#### Prompt
Give the number of lines holding the string "Kupaona" and nothing more.

#### Recorded data
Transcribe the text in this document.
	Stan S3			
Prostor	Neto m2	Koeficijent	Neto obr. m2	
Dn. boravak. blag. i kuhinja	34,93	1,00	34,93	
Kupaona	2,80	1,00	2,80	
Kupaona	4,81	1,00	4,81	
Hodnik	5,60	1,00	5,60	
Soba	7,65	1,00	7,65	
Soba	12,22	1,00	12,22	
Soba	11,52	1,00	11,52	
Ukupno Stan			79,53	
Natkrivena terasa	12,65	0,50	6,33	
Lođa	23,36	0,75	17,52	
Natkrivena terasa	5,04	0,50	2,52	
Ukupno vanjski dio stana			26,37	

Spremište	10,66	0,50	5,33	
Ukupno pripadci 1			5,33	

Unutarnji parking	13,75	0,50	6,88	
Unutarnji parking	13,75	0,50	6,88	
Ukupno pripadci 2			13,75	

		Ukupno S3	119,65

#### Correct response
2